AIM OF THE EXERCISE -
Search the material below for the string "forms" and extract each line that has it.

-- START OF SUPPLIED ENTRIES --

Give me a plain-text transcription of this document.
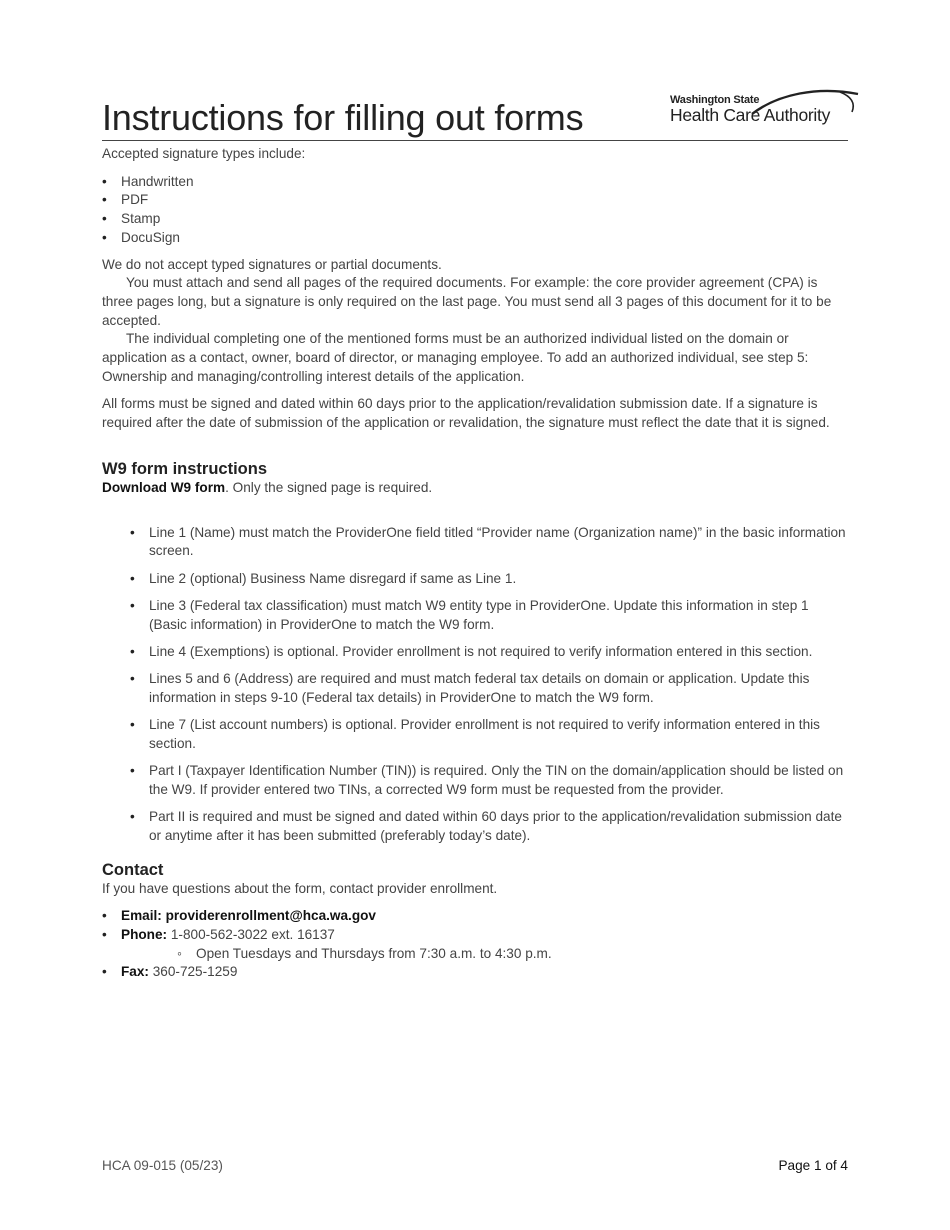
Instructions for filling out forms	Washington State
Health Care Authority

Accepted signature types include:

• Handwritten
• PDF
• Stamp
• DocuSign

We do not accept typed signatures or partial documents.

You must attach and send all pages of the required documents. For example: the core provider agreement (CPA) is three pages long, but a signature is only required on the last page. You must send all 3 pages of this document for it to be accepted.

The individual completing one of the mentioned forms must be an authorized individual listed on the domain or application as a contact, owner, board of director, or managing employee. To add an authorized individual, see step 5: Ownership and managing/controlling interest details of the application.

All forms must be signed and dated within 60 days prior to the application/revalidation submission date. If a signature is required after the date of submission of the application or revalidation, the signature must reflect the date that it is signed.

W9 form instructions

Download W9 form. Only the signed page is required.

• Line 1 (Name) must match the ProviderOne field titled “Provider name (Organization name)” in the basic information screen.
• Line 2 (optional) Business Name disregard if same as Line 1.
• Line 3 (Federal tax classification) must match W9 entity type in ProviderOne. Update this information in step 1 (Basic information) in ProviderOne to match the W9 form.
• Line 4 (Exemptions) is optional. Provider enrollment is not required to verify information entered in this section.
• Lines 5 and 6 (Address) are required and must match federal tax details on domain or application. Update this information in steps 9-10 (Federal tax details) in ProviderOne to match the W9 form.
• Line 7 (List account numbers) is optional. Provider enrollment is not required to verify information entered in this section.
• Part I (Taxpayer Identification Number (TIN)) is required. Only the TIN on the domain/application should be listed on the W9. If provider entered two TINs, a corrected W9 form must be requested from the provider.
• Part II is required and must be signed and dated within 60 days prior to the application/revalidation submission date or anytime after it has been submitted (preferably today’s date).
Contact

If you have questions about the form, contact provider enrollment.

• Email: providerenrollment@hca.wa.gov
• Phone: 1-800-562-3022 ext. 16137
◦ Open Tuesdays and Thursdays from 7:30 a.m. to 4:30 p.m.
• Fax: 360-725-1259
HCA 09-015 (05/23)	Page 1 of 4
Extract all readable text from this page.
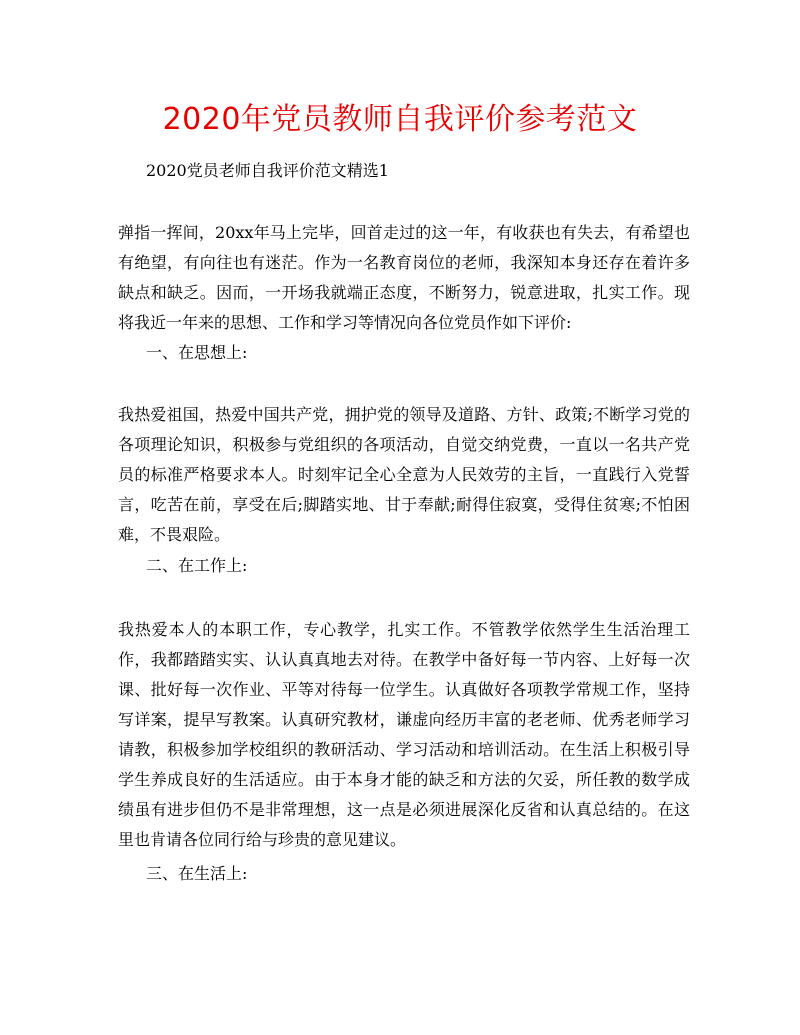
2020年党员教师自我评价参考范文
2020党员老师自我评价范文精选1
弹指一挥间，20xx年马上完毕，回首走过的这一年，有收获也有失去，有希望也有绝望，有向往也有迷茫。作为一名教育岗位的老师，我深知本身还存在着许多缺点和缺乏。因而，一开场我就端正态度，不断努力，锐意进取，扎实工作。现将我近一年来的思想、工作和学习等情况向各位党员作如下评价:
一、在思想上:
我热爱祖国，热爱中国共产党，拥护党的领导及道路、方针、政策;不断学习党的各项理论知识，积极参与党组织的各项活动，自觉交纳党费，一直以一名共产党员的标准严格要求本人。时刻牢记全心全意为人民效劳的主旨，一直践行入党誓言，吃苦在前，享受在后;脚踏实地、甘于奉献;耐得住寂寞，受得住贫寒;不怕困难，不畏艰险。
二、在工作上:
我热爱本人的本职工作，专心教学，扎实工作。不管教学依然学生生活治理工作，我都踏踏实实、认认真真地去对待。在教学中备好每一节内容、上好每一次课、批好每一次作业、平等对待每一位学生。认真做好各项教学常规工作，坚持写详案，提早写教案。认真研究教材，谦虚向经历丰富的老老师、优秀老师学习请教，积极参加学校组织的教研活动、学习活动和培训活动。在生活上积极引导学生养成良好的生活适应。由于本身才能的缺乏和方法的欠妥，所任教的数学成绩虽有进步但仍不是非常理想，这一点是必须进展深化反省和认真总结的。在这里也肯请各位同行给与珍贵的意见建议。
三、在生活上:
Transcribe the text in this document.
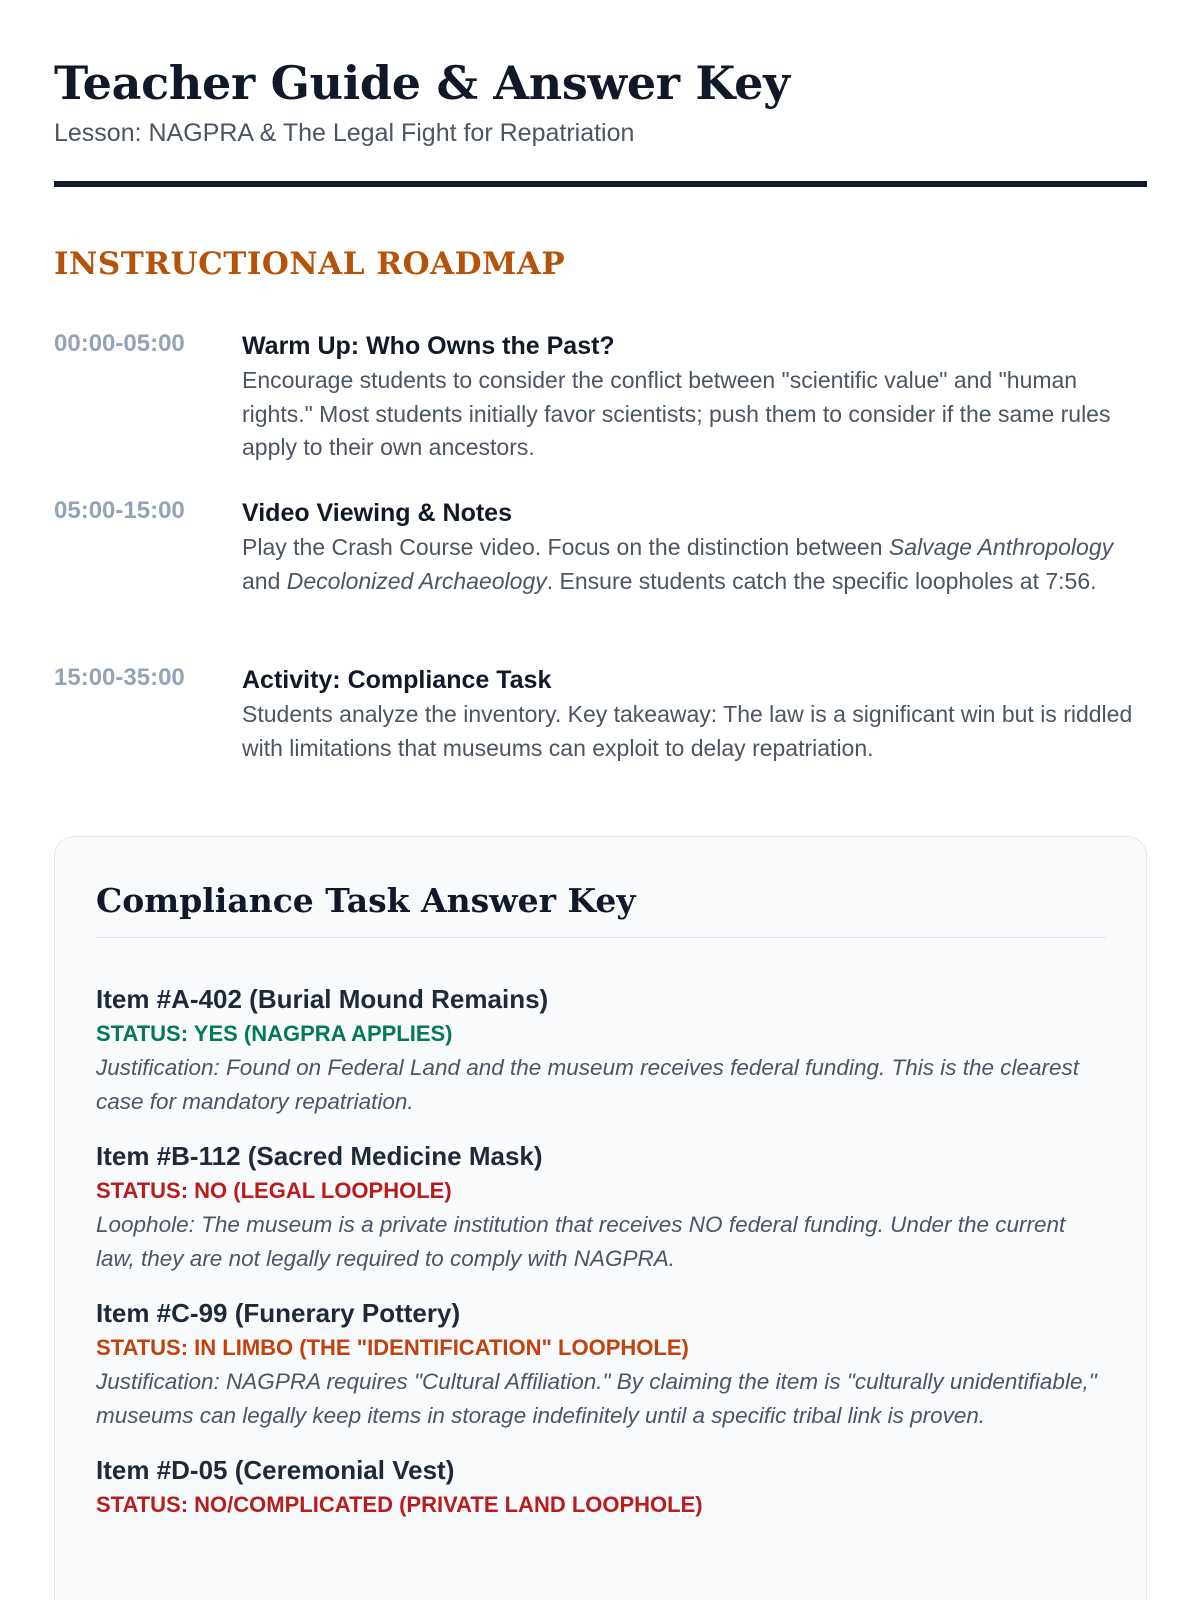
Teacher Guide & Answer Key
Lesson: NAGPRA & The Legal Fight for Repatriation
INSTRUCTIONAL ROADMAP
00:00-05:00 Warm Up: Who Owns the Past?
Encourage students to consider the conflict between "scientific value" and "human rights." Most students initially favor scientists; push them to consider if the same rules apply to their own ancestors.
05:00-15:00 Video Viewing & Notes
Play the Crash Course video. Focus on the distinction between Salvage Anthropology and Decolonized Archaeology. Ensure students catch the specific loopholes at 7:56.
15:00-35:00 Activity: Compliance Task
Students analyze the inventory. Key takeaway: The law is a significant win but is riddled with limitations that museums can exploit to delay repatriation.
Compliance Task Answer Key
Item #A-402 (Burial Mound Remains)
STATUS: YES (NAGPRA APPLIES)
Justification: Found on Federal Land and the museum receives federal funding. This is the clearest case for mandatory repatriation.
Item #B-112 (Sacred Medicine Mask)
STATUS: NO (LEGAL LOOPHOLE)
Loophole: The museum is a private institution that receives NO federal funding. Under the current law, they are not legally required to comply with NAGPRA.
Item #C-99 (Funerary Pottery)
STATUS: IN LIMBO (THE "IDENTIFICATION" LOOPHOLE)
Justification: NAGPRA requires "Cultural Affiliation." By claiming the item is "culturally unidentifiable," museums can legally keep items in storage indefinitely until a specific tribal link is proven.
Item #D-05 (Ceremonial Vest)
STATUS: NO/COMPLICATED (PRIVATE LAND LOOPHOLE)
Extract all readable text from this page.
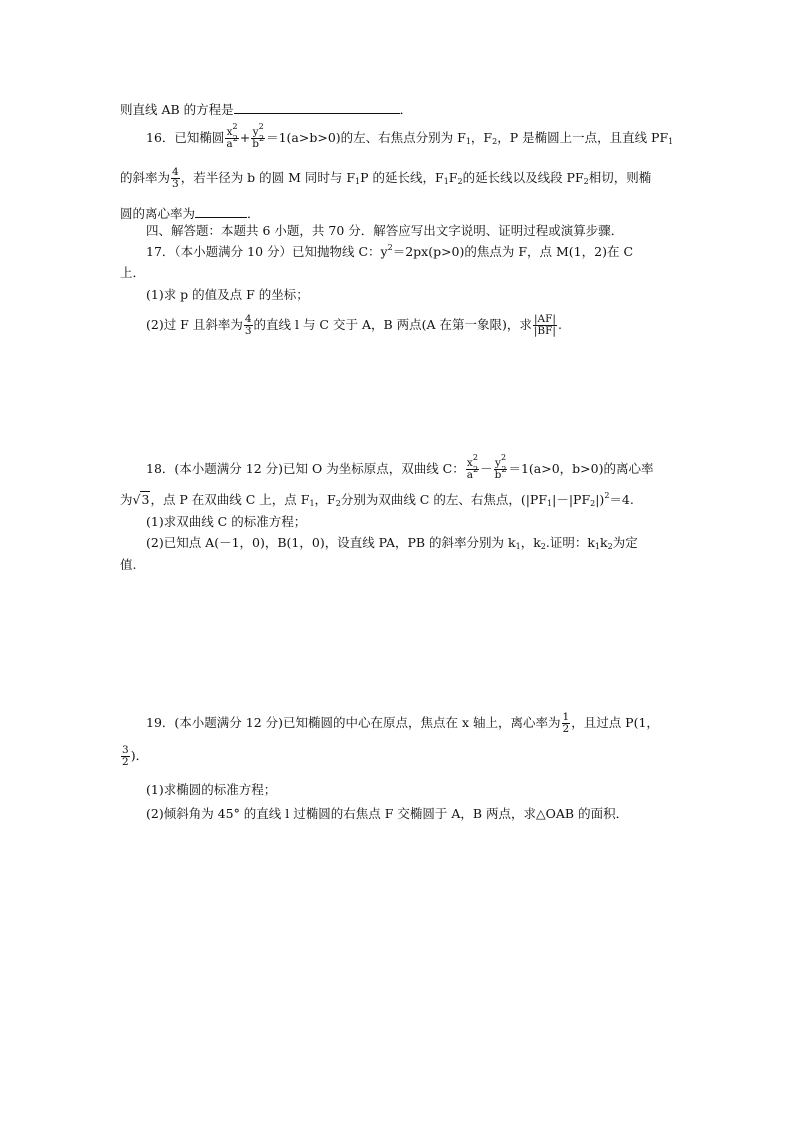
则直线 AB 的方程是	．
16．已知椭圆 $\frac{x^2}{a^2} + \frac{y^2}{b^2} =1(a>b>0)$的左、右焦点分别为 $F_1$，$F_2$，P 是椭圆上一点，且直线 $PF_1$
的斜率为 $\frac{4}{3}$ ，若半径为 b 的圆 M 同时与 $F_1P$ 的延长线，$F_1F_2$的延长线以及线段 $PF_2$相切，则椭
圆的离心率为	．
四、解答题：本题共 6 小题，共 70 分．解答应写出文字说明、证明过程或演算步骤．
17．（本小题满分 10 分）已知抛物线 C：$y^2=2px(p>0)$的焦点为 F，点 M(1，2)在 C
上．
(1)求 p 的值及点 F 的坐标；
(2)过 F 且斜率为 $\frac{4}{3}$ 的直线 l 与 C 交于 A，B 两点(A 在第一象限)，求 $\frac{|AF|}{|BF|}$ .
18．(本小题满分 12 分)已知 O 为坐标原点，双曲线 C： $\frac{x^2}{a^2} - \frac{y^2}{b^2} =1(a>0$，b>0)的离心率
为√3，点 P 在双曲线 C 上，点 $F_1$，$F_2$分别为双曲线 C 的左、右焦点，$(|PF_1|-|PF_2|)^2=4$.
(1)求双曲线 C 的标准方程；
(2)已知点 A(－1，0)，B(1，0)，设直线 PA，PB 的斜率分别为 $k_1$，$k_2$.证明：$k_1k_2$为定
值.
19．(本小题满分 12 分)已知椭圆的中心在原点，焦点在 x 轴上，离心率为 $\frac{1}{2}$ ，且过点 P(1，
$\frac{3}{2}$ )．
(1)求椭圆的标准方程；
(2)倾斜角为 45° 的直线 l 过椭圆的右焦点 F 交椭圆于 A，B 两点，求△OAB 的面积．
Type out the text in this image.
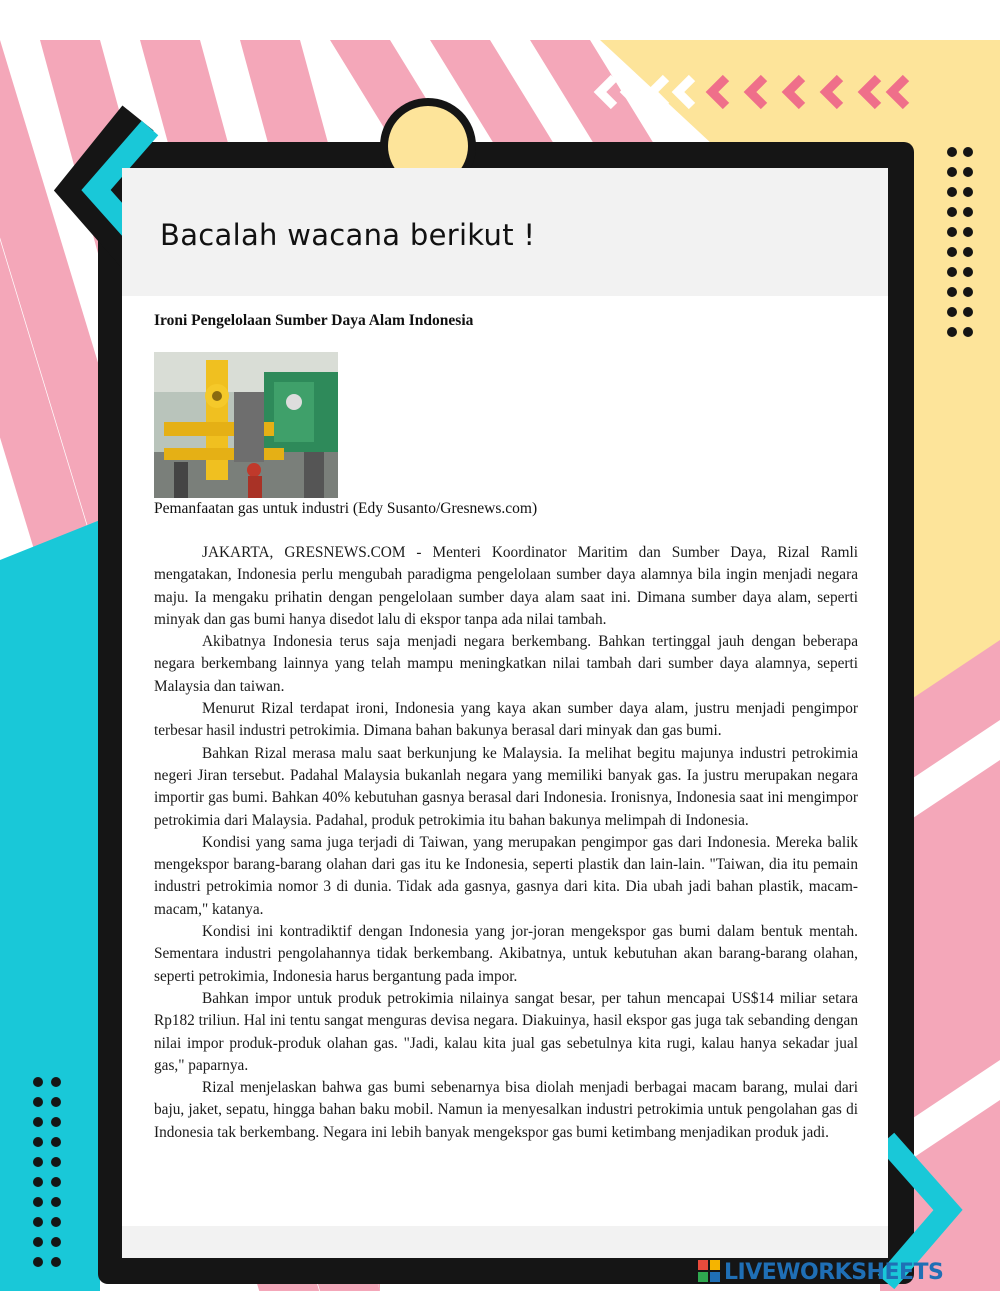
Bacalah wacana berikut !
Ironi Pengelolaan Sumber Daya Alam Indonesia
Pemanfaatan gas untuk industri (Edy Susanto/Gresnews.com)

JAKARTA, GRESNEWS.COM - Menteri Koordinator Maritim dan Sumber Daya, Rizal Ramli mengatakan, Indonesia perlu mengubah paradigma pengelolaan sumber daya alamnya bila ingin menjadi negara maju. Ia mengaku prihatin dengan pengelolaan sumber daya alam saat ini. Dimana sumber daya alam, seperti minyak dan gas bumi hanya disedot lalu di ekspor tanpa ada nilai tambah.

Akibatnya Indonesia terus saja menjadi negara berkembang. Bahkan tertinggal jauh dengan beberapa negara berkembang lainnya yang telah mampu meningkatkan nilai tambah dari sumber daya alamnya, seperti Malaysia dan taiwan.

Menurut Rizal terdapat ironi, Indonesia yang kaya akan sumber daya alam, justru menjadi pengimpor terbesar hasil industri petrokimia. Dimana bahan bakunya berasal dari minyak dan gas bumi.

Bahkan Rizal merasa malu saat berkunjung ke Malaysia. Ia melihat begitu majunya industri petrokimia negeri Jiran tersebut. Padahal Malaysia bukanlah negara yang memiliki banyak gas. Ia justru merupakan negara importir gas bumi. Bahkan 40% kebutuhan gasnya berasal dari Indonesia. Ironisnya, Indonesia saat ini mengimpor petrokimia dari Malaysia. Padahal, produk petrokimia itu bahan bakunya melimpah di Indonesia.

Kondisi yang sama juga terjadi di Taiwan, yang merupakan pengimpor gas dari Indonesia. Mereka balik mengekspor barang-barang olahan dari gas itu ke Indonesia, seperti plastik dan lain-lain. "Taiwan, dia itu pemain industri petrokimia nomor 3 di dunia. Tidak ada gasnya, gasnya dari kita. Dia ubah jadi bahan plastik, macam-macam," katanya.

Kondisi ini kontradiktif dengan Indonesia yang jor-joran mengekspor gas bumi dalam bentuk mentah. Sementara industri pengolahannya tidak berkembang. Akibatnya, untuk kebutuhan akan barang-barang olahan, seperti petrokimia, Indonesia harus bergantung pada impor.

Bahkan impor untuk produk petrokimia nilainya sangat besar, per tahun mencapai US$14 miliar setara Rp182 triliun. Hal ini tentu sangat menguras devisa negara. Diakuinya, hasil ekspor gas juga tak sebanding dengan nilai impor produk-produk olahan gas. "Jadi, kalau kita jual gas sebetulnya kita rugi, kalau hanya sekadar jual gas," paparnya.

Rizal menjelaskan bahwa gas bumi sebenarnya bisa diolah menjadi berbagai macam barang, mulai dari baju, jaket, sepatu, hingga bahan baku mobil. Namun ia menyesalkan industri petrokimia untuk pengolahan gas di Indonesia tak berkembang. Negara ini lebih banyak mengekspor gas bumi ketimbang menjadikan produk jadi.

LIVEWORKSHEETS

-- END OF SUPPLIED ENTRIES --

CORRECT OUTPUT -
Instructions for filling out forms	Washington State
The individual completing one of the mentioned forms must be an authorized individual listed on the domain or application as a contact, owner, board of director, or managing employee. To add an authorized individual, see step 5: Ownership and managing/controlling interest details of the application.
All forms must be signed and dated within 60 days prior to the application/revalidation submission date. If a signature is required after the date of submission of the application or revalidation, the signature must reflect the date that it is signed.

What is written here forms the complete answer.